AIM OF THE TASK:
Locate the lines of the listing below that hold "Personal", then copy each of them.

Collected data
(begin)
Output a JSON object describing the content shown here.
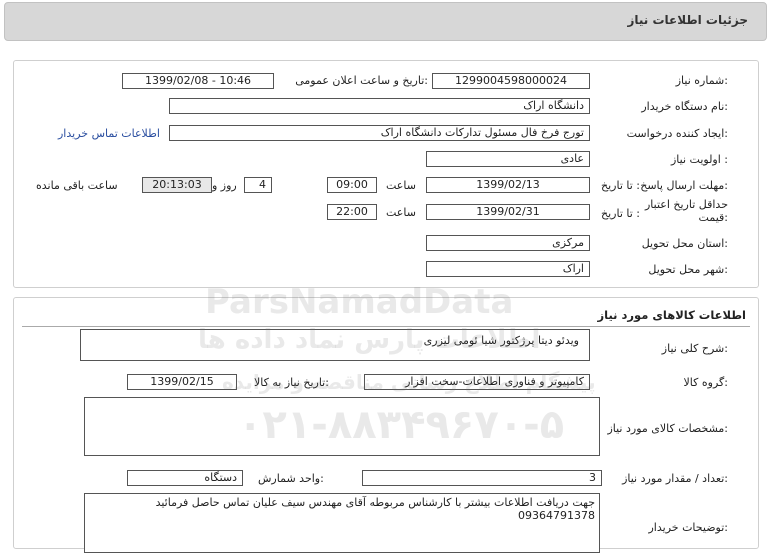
{
  "header": {
    "title": "جزئیات اطلاعات نیاز"
  },
  "info": {
    "need_number_label": "شماره نیاز:",
    "need_number": "1299004598000024",
    "announce_label": "تاریخ و ساعت اعلان عمومی:",
    "announce_value": "1399/02/08 - 10:46",
    "buyer_label": "نام دستگاه خریدار:",
    "buyer_value": "دانشگاه اراک",
    "creator_label": "ایجاد کننده درخواست:",
    "creator_value": "تورج فرخ فال مسئول تدارکات دانشگاه اراک",
    "contact_link": "اطلاعات تماس خریدار",
    "priority_label": "اولویت نیاز :",
    "priority_value": "عادی",
    "deadline_label": "مهلت ارسال پاسخ:",
    "to_date_label": "تا تاریخ :",
    "deadline_date": "1399/02/13",
    "time_label": "ساعت",
    "deadline_time": "09:00",
    "days_value": "4",
    "days_label": "روز و",
    "remaining_time": "20:13:03",
    "remaining_label": "ساعت باقی مانده",
    "validity_label_1": "حداقل تاریخ اعتبار",
    "validity_label_2": "قیمت:",
    "validity_date": "1399/02/31",
    "validity_time": "22:00",
    "province_label": "استان محل تحویل:",
    "province_value": "مرکزی",
    "city_label": "شهر محل تحویل:",
    "city_value": "اراک"
  },
  "goods": {
    "section_title": "اطلاعات کالاهای مورد نیاز",
    "desc_label": "شرح کلی نیاز:",
    "desc_value": "ویدئو دیتا پرژکتور شیا ئومی لیزری",
    "group_label": "گروه کالا:",
    "group_value": "کامپیوتر و فناوری اطلاعات-سخت افزار",
    "need_date_label": "تاریخ نیاز به کالا:",
    "need_date": "1399/02/15",
    "specs_label": "مشخصات کالای مورد نیاز:",
    "qty_label": "تعداد / مقدار مورد نیاز:",
    "qty_value": "3",
    "unit_label": "واحد شمارش:",
    "unit_value": "دستگاه",
    "buyer_notes_label": "توضیحات خریدار:",
    "buyer_notes_line1": "جهت دریافت اطلاعات بیشتر با کارشناس مربوطه آقای مهندس سیف علیان تماس حاصل فرمائید",
    "buyer_notes_line2": "09364791378"
  },
  "watermark": {
    "brand": "ParsNamadData",
    "persian": "اطلاعات پارس نماد داده ها",
    "subtitle": "پیشگام اطلاع رسانی مناقصه و مزایده",
    "phone": "۰۲۱-۸۸۳۴۹۶۷۰-۵"
  }
}
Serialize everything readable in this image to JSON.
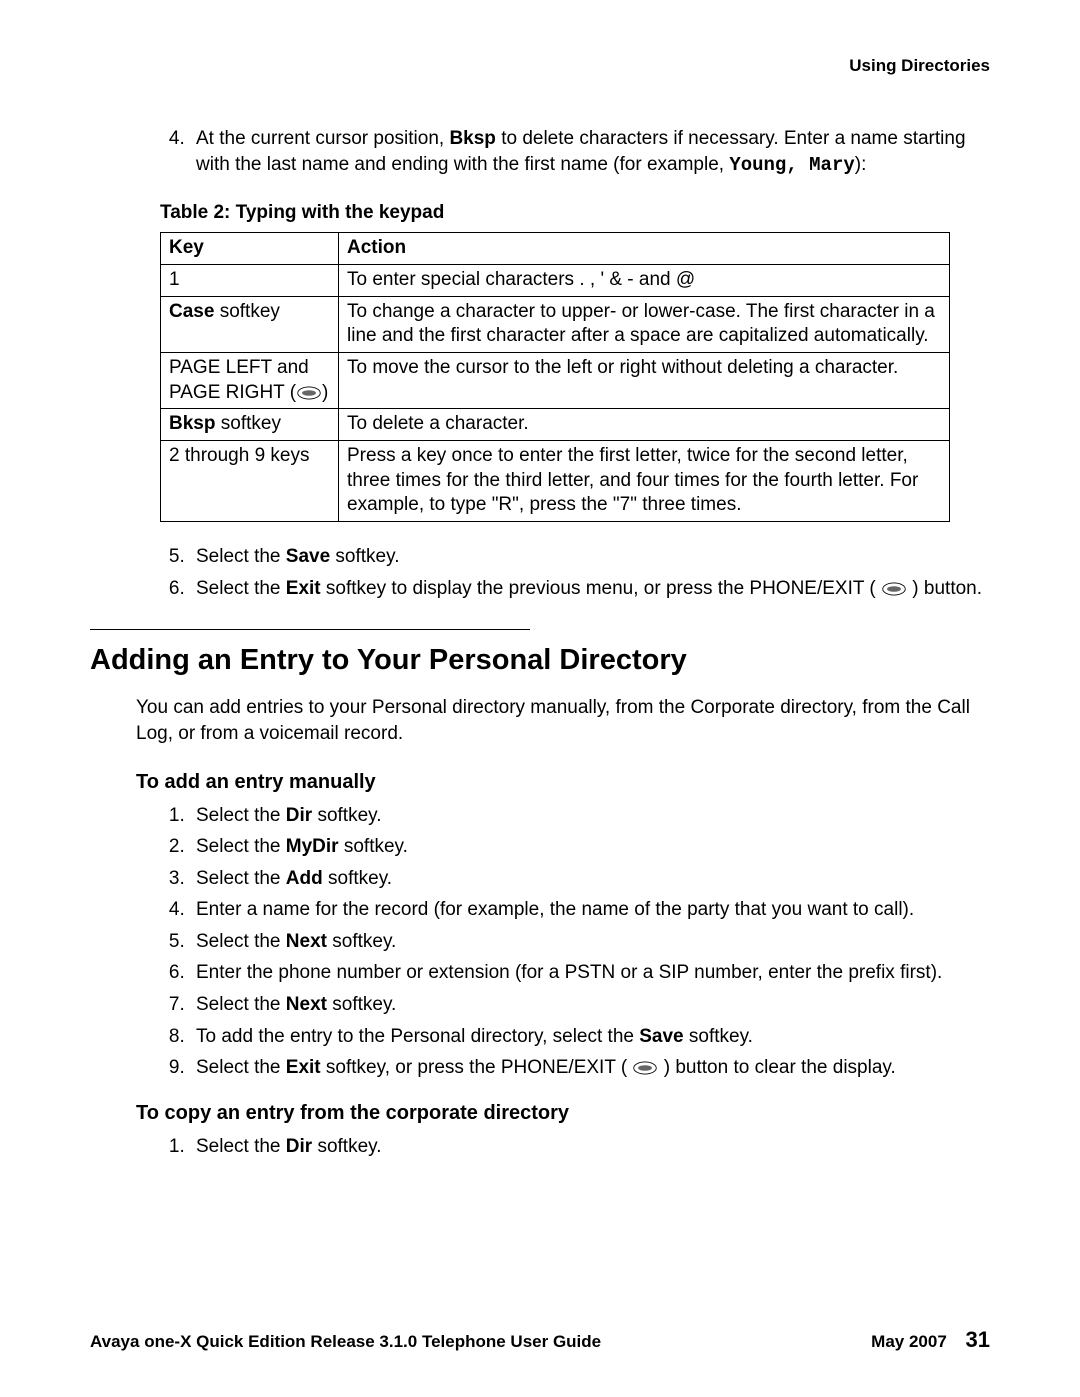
{
  "header": {
    "section": "Using Directories"
  },
  "intro_list": {
    "start": 4,
    "item_prefix": "At the current cursor position, ",
    "bksp": "Bksp",
    "item_mid": " to delete characters if necessary. Enter a name starting with the last name and ending with the first name (for example, ",
    "example": "Young, Mary",
    "item_suffix": "):"
  },
  "table": {
    "caption": "Table 2: Typing with the keypad",
    "headers": {
      "key": "Key",
      "action": "Action"
    },
    "rows": [
      {
        "key_plain": "1",
        "key_bold": "",
        "key_suffix": "",
        "action": "To enter special characters . , ' & - and @"
      },
      {
        "key_plain": "",
        "key_bold": "Case",
        "key_suffix": " softkey",
        "action": "To change a character to upper- or lower-case. The first character in a line and the first character after a space are capitalized automatically."
      },
      {
        "key_plain": "PAGE LEFT and PAGE RIGHT (",
        "key_bold": "",
        "key_suffix": ")",
        "has_icon": true,
        "action": "To move the cursor to the left or right without deleting a character."
      },
      {
        "key_plain": "",
        "key_bold": "Bksp",
        "key_suffix": " softkey",
        "action": "To delete a character."
      },
      {
        "key_plain": "2 through 9 keys",
        "key_bold": "",
        "key_suffix": "",
        "action": "Press a key once to enter the first letter, twice for the second letter, three times for the third letter, and four times for the fourth letter. For example, to type \"R\", press the \"7\" three times."
      }
    ]
  },
  "after_table": {
    "start": 5,
    "items": [
      {
        "pre": "Select the ",
        "bold": "Save",
        "post": " softkey."
      },
      {
        "pre": "Select the ",
        "bold": "Exit",
        "post": " softkey to display the previous menu, or press the PHONE/EXIT ( ",
        "icon": true,
        "post2": " ) button."
      }
    ]
  },
  "section2": {
    "title": "Adding an Entry to Your Personal Directory",
    "intro": "You can add entries to your Personal directory manually, from the Corporate directory, from the Call Log, or from a voicemail record.",
    "sub1": {
      "title": "To add an entry manually",
      "items": [
        {
          "pre": "Select the ",
          "bold": "Dir",
          "post": " softkey."
        },
        {
          "pre": "Select the ",
          "bold": "MyDir",
          "post": " softkey."
        },
        {
          "pre": "Select the ",
          "bold": "Add",
          "post": " softkey."
        },
        {
          "pre": "Enter a name for the record (for example, the name of the party that you want to call).",
          "bold": "",
          "post": ""
        },
        {
          "pre": "Select the ",
          "bold": "Next",
          "post": " softkey."
        },
        {
          "pre": "Enter the phone number or extension (for a PSTN or a SIP number, enter the prefix first).",
          "bold": "",
          "post": ""
        },
        {
          "pre": "Select the ",
          "bold": "Next",
          "post": " softkey."
        },
        {
          "pre": "To add the entry to the Personal directory, select the ",
          "bold": "Save",
          "post": " softkey."
        },
        {
          "pre": "Select the ",
          "bold": "Exit",
          "post": " softkey, or press the PHONE/EXIT ( ",
          "icon": true,
          "post2": " ) button to clear the display."
        }
      ]
    },
    "sub2": {
      "title": "To copy an entry from the corporate directory",
      "items": [
        {
          "pre": "Select the ",
          "bold": "Dir",
          "post": " softkey."
        }
      ]
    }
  },
  "footer": {
    "left": "Avaya one-X Quick Edition Release 3.1.0 Telephone User Guide",
    "right_date": "May 2007",
    "page": "31"
  }
}
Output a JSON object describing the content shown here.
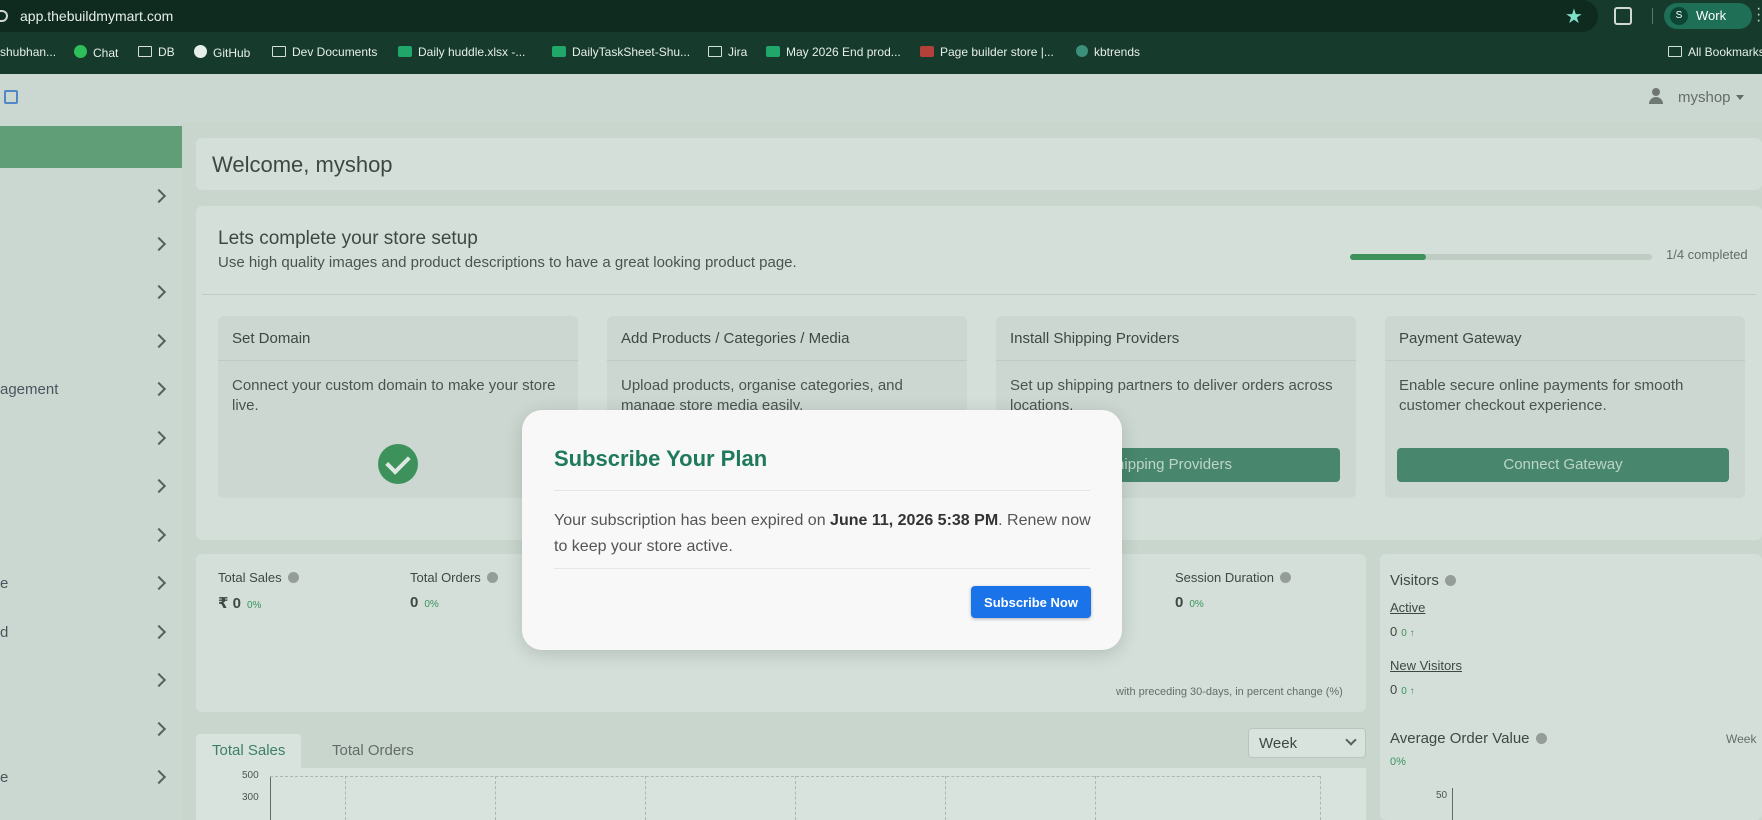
{
  "browser": {
    "url": "app.thebuildmymart.com",
    "profile_initial": "S",
    "profile_label": "Work",
    "bookmarks": [
      "shubhan...",
      "Chat",
      "DB",
      "GitHub",
      "Dev Documents",
      "Daily huddle.xlsx -...",
      "DailyTaskSheet-Shu...",
      "Jira",
      "May 2026 End prod...",
      "Page builder store |...",
      "kbtrends",
      "All Bookmarks"
    ]
  },
  "header": {
    "user_name": "myshop"
  },
  "sidebar": {
    "items": [
      "",
      "",
      "",
      "",
      "agement",
      "",
      "",
      "",
      "e",
      "d",
      "",
      "",
      "e"
    ]
  },
  "welcome": {
    "title": "Welcome, myshop"
  },
  "setup": {
    "title": "Lets complete your store setup",
    "subtitle": "Use high quality images and product descriptions to have a great looking product page.",
    "progress_text": "1/4 completed",
    "progress_fraction": 0.25,
    "steps": [
      {
        "title": "Set Domain",
        "desc": "Connect your custom domain to make your store live.",
        "button": ""
      },
      {
        "title": "Add Products / Categories / Media",
        "desc": "Upload products, organise categories, and manage store media easily.",
        "button": ""
      },
      {
        "title": "Install Shipping Providers",
        "desc": "Set up shipping partners to deliver orders across locations.",
        "button": "hipping Providers"
      },
      {
        "title": "Payment Gateway",
        "desc": "Enable secure online payments for smooth customer checkout experience.",
        "button": "Connect Gateway"
      }
    ]
  },
  "stats": {
    "items": [
      {
        "label": "Total Sales",
        "value": "₹ 0",
        "pct": "0%"
      },
      {
        "label": "Total Orders",
        "value": "0",
        "pct": "0%"
      },
      {
        "label": "Session Duration",
        "value": "0",
        "pct": "0%"
      }
    ],
    "note": "with preceding 30-days, in percent change (%)"
  },
  "chart_tabs": {
    "active": "Total Sales",
    "inactive": "Total Orders",
    "period": "Week"
  },
  "chart_data": {
    "type": "line",
    "y_ticks": [
      "500",
      "300"
    ]
  },
  "visitors": {
    "title": "Visitors",
    "active_label": "Active",
    "active_value": "0",
    "active_change": "0 ↑",
    "new_label": "New Visitors",
    "new_value": "0",
    "new_change": "0 ↑"
  },
  "aov": {
    "title": "Average Order Value",
    "period": "Week",
    "pct": "0%",
    "tick": "50"
  },
  "modal": {
    "title": "Subscribe Your Plan",
    "body_prefix": "Your subscription has been expired on ",
    "body_date": "June 11, 2026 5:38 PM",
    "body_suffix": ". Renew now to keep your store active.",
    "button": "Subscribe Now"
  }
}
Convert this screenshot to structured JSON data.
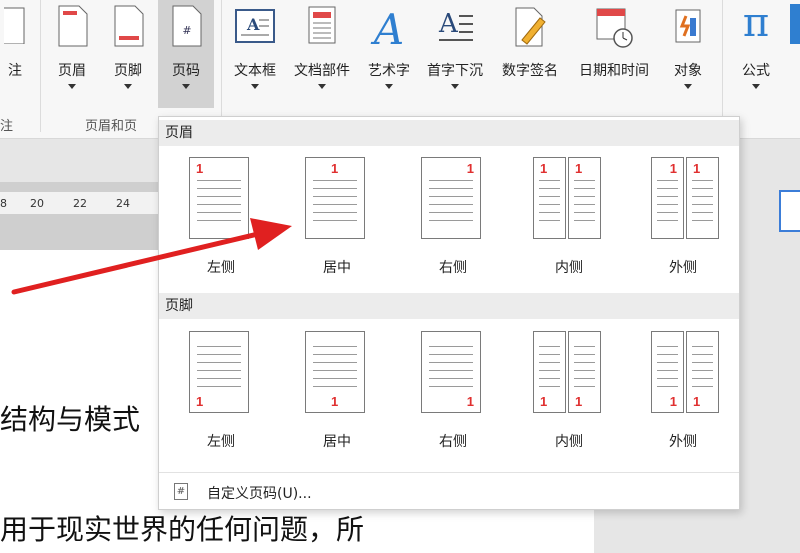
{
  "ribbon": {
    "buttons": [
      {
        "label": "注",
        "arrow": false
      },
      {
        "label": "页眉",
        "arrow": true
      },
      {
        "label": "页脚",
        "arrow": true
      },
      {
        "label": "页码",
        "arrow": true
      },
      {
        "label": "文本框",
        "arrow": true
      },
      {
        "label": "文档部件",
        "arrow": true
      },
      {
        "label": "艺术字",
        "arrow": true
      },
      {
        "label": "首字下沉",
        "arrow": true
      },
      {
        "label": "数字签名",
        "arrow": false
      },
      {
        "label": "日期和时间",
        "arrow": false
      },
      {
        "label": "对象",
        "arrow": true
      },
      {
        "label": "公式",
        "arrow": true
      }
    ],
    "group_labels": {
      "left": "注",
      "header_footer": "页眉和页"
    },
    "formula_glyph": "π"
  },
  "ruler": {
    "ticks": [
      "8",
      "20",
      "22",
      "24"
    ]
  },
  "document": {
    "line1": "结构与模式",
    "line2": "用于现实世界的任何问题，所"
  },
  "dropdown": {
    "header_section": {
      "title": "页眉",
      "options": [
        "左侧",
        "居中",
        "右侧",
        "内侧",
        "外侧"
      ]
    },
    "footer_section": {
      "title": "页脚",
      "options": [
        "左侧",
        "居中",
        "右侧",
        "内侧",
        "外侧"
      ]
    },
    "page_number_glyph": "1",
    "custom_label": "自定义页码(U)..."
  },
  "colors": {
    "accent_red": "#e03030",
    "arrow_red": "#e02020",
    "focus_blue": "#3b7dd8"
  }
}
(end)
TASK OUTPUT:
    "title": "Adding an Entry to Your Personal Directory",
    "intro": "You can add entries to your Personal directory manually, from the Corporate directory, from the Call Log, or from a voicemail record.",
          "pre": "To add the entry to the Personal directory, select the ",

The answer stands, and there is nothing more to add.